**Set task**
Go through the listing and set it down exactly, leaving out its pictures.

-- Begin Input data --

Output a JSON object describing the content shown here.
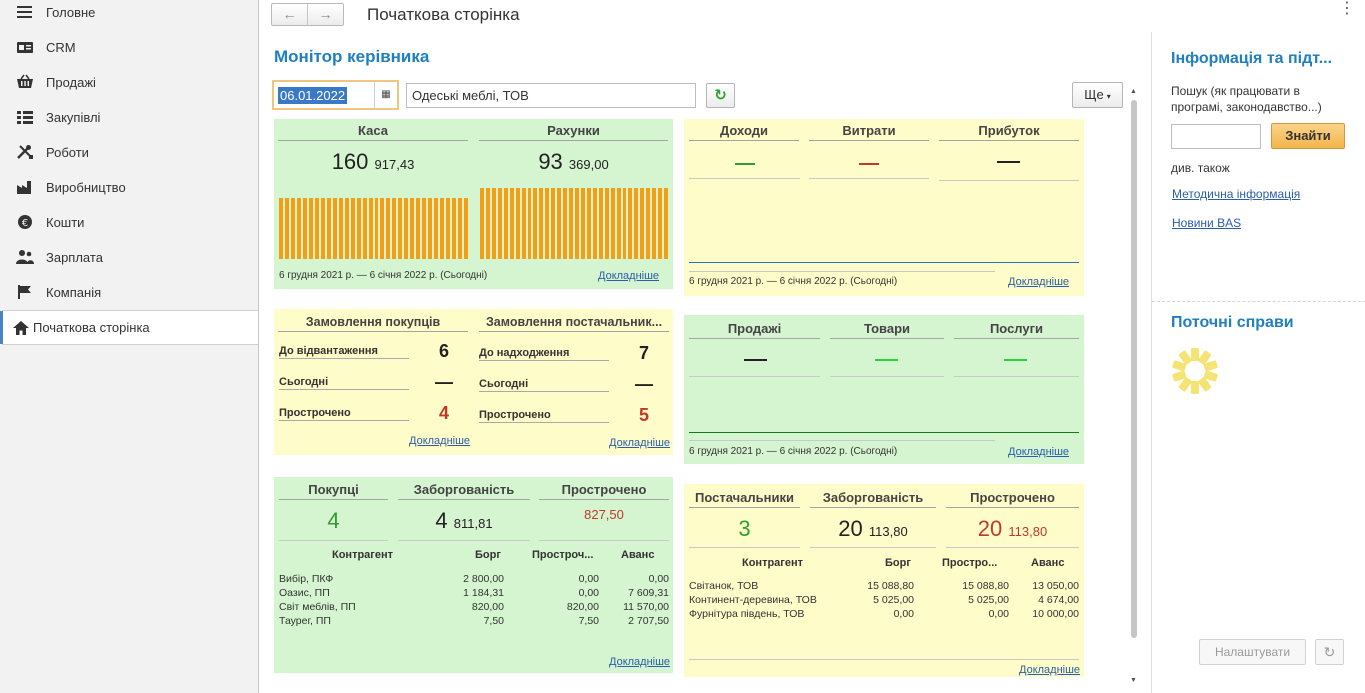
{
  "sidebar": {
    "items": [
      {
        "label": "Головне",
        "icon": "menu-icon"
      },
      {
        "label": "CRM",
        "icon": "crm-icon"
      },
      {
        "label": "Продажі",
        "icon": "basket-icon"
      },
      {
        "label": "Закупівлі",
        "icon": "purchases-icon"
      },
      {
        "label": "Роботи",
        "icon": "tools-icon"
      },
      {
        "label": "Виробництво",
        "icon": "factory-icon"
      },
      {
        "label": "Кошти",
        "icon": "money-icon"
      },
      {
        "label": "Зарплата",
        "icon": "people-icon"
      },
      {
        "label": "Компанія",
        "icon": "flag-icon"
      }
    ],
    "active_item": {
      "label": "Початкова сторінка",
      "icon": "home-icon"
    }
  },
  "header": {
    "title": "Початкова сторінка",
    "back_glyph": "←",
    "forward_glyph": "→",
    "menu_glyph": "⋮"
  },
  "main": {
    "heading": "Монітор керівника",
    "date": "06.01.2022",
    "organization": "Одеські меблі, ТОВ",
    "more_label": "Ще",
    "more_caret": "▾",
    "refresh_glyph": "↻",
    "calendar_glyph": "▦"
  },
  "widgets": {
    "cash": {
      "left_title": "Каса",
      "left_int": "160",
      "left_frac": "917,43",
      "right_title": "Рахунки",
      "right_int": "93",
      "right_frac": "369,00",
      "bar_color": "#f39e13",
      "period": "6 грудня 2021 р. — 6 січня 2022 р. (Сьогодні)",
      "more": "Докладніше"
    },
    "income": {
      "cols": [
        {
          "title": "Доходи",
          "value": "—",
          "color": "#2ea02e"
        },
        {
          "title": "Витрати",
          "value": "—",
          "color": "#c0392b"
        },
        {
          "title": "Прибуток",
          "value": "—",
          "color": "#222222"
        }
      ],
      "line_color": "#2f6fc0",
      "period": "6 грудня 2021 р. — 6 січня 2022 р. (Сьогодні)",
      "more": "Докладніше"
    },
    "orders": {
      "left_title": "Замовлення покупців",
      "right_title": "Замовлення постачальник...",
      "left_rows": [
        {
          "label": "До відвантаження",
          "value": "6",
          "color": "#222222"
        },
        {
          "label": "Сьогодні",
          "value": "—",
          "color": "#222222"
        },
        {
          "label": "Прострочено",
          "value": "4",
          "color": "#c0392b"
        }
      ],
      "right_rows": [
        {
          "label": "До надходження",
          "value": "7",
          "color": "#222222"
        },
        {
          "label": "Сьогодні",
          "value": "—",
          "color": "#222222"
        },
        {
          "label": "Прострочено",
          "value": "5",
          "color": "#c0392b"
        }
      ],
      "left_more": "Докладніше",
      "right_more": "Докладніше"
    },
    "sales": {
      "cols": [
        {
          "title": "Продажі",
          "value": "—",
          "color": "#222222"
        },
        {
          "title": "Товари",
          "value": "—",
          "color": "#2ecc40"
        },
        {
          "title": "Послуги",
          "value": "—",
          "color": "#2ecc40"
        }
      ],
      "line_color": "#1a7a1a",
      "period": "6 грудня 2021 р. — 6 січня 2022 р. (Сьогодні)",
      "more": "Докладніше"
    },
    "buyers": {
      "titles": [
        "Покупці",
        "Заборгованість",
        "Прострочено"
      ],
      "count": "4",
      "debt_int": "4",
      "debt_frac": "811,81",
      "overdue": "827,50",
      "headers": [
        "Контрагент",
        "Борг",
        "Простроч...",
        "Аванс"
      ],
      "rows": [
        [
          "Вибір, ПКФ",
          "2 800,00",
          "0,00",
          "0,00"
        ],
        [
          "Оазис, ПП",
          "1 184,31",
          "0,00",
          "7 609,31"
        ],
        [
          "Світ меблів, ПП",
          "820,00",
          "820,00",
          "11 570,00"
        ],
        [
          "Таурег, ПП",
          "7,50",
          "7,50",
          "2 707,50"
        ]
      ],
      "more": "Докладніше"
    },
    "suppliers": {
      "titles": [
        "Постачальники",
        "Заборгованість",
        "Прострочено"
      ],
      "count": "3",
      "debt_int": "20",
      "debt_frac": "113,80",
      "overdue_int": "20",
      "overdue_frac": "113,80",
      "headers": [
        "Контрагент",
        "Борг",
        "Простро...",
        "Аванс"
      ],
      "rows": [
        [
          "Світанок, ТОВ",
          "15 088,80",
          "15 088,80",
          "13 050,00"
        ],
        [
          "Континент-деревина, ТОВ",
          "5 025,00",
          "5 025,00",
          "4 674,00"
        ],
        [
          "Фурнітура південь, ТОВ",
          "0,00",
          "0,00",
          "10 000,00"
        ]
      ],
      "more": "Докладніше"
    }
  },
  "right": {
    "info_title": "Інформація та підт...",
    "search_label": "Пошук (як працювати в програмі, законодавство...)",
    "find_button": "Знайти",
    "see_also": "див. також",
    "links": [
      "Методична інформація",
      "Новини BAS"
    ],
    "tasks_title": "Поточні справи",
    "setup_button": "Налаштувати",
    "refresh_glyph": "↻"
  }
}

-- End Input data --

**The completed task**
Output a JSON object describing the content shown here.
{
  "sidebar": {
    "items": [
      {
        "label": "Головне",
        "icon": "menu-icon"
      },
      {
        "label": "CRM",
        "icon": "crm-icon"
      },
      {
        "label": "Продажі",
        "icon": "basket-icon"
      },
      {
        "label": "Закупівлі",
        "icon": "purchases-icon"
      },
      {
        "label": "Роботи",
        "icon": "tools-icon"
      },
      {
        "label": "Виробництво",
        "icon": "factory-icon"
      },
      {
        "label": "Кошти",
        "icon": "money-icon"
      },
      {
        "label": "Зарплата",
        "icon": "people-icon"
      },
      {
        "label": "Компанія",
        "icon": "flag-icon"
      }
    ],
    "active_item": {
      "label": "Початкова сторінка",
      "icon": "home-icon"
    }
  },
  "header": {
    "title": "Початкова сторінка",
    "back_glyph": "←",
    "forward_glyph": "→",
    "menu_glyph": "⋮"
  },
  "main": {
    "heading": "Монітор керівника",
    "date": "06.01.2022",
    "organization": "Одеські меблі, ТОВ",
    "more_label": "Ще",
    "more_caret": "▾",
    "refresh_glyph": "↻",
    "calendar_glyph": "▦"
  },
  "widgets": {
    "cash": {
      "left_title": "Каса",
      "left_int": "160",
      "left_frac": "917,43",
      "right_title": "Рахунки",
      "right_int": "93",
      "right_frac": "369,00",
      "bar_color": "#f39e13",
      "period": "6 грудня 2021 р. — 6 січня 2022 р. (Сьогодні)",
      "more": "Докладніше"
    },
    "income": {
      "cols": [
        {
          "title": "Доходи",
          "value": "—",
          "color": "#2ea02e"
        },
        {
          "title": "Витрати",
          "value": "—",
          "color": "#c0392b"
        },
        {
          "title": "Прибуток",
          "value": "—",
          "color": "#222222"
        }
      ],
      "line_color": "#2f6fc0",
      "period": "6 грудня 2021 р. — 6 січня 2022 р. (Сьогодні)",
      "more": "Докладніше"
    },
    "orders": {
      "left_title": "Замовлення покупців",
      "right_title": "Замовлення постачальник...",
      "left_rows": [
        {
          "label": "До відвантаження",
          "value": "6",
          "color": "#222222"
        },
        {
          "label": "Сьогодні",
          "value": "—",
          "color": "#222222"
        },
        {
          "label": "Прострочено",
          "value": "4",
          "color": "#c0392b"
        }
      ],
      "right_rows": [
        {
          "label": "До надходження",
          "value": "7",
          "color": "#222222"
        },
        {
          "label": "Сьогодні",
          "value": "—",
          "color": "#222222"
        },
        {
          "label": "Прострочено",
          "value": "5",
          "color": "#c0392b"
        }
      ],
      "left_more": "Докладніше",
      "right_more": "Докладніше"
    },
    "sales": {
      "cols": [
        {
          "title": "Продажі",
          "value": "—",
          "color": "#222222"
        },
        {
          "title": "Товари",
          "value": "—",
          "color": "#2ecc40"
        },
        {
          "title": "Послуги",
          "value": "—",
          "color": "#2ecc40"
        }
      ],
      "line_color": "#1a7a1a",
      "period": "6 грудня 2021 р. — 6 січня 2022 р. (Сьогодні)",
      "more": "Докладніше"
    },
    "buyers": {
      "titles": [
        "Покупці",
        "Заборгованість",
        "Прострочено"
      ],
      "count": "4",
      "debt_int": "4",
      "debt_frac": "811,81",
      "overdue": "827,50",
      "headers": [
        "Контрагент",
        "Борг",
        "Простроч...",
        "Аванс"
      ],
      "rows": [
        [
          "Вибір, ПКФ",
          "2 800,00",
          "0,00",
          "0,00"
        ],
        [
          "Оазис, ПП",
          "1 184,31",
          "0,00",
          "7 609,31"
        ],
        [
          "Світ меблів, ПП",
          "820,00",
          "820,00",
          "11 570,00"
        ],
        [
          "Таурег, ПП",
          "7,50",
          "7,50",
          "2 707,50"
        ]
      ],
      "more": "Докладніше"
    },
    "suppliers": {
      "titles": [
        "Постачальники",
        "Заборгованість",
        "Прострочено"
      ],
      "count": "3",
      "debt_int": "20",
      "debt_frac": "113,80",
      "overdue_int": "20",
      "overdue_frac": "113,80",
      "headers": [
        "Контрагент",
        "Борг",
        "Простро...",
        "Аванс"
      ],
      "rows": [
        [
          "Світанок, ТОВ",
          "15 088,80",
          "15 088,80",
          "13 050,00"
        ],
        [
          "Континент-деревина, ТОВ",
          "5 025,00",
          "5 025,00",
          "4 674,00"
        ],
        [
          "Фурнітура південь, ТОВ",
          "0,00",
          "0,00",
          "10 000,00"
        ]
      ],
      "more": "Докладніше"
    }
  },
  "right": {
    "info_title": "Інформація та підт...",
    "search_label": "Пошук (як працювати в програмі, законодавство...)",
    "find_button": "Знайти",
    "see_also": "див. також",
    "links": [
      "Методична інформація",
      "Новини BAS"
    ],
    "tasks_title": "Поточні справи",
    "setup_button": "Налаштувати",
    "refresh_glyph": "↻"
  }
}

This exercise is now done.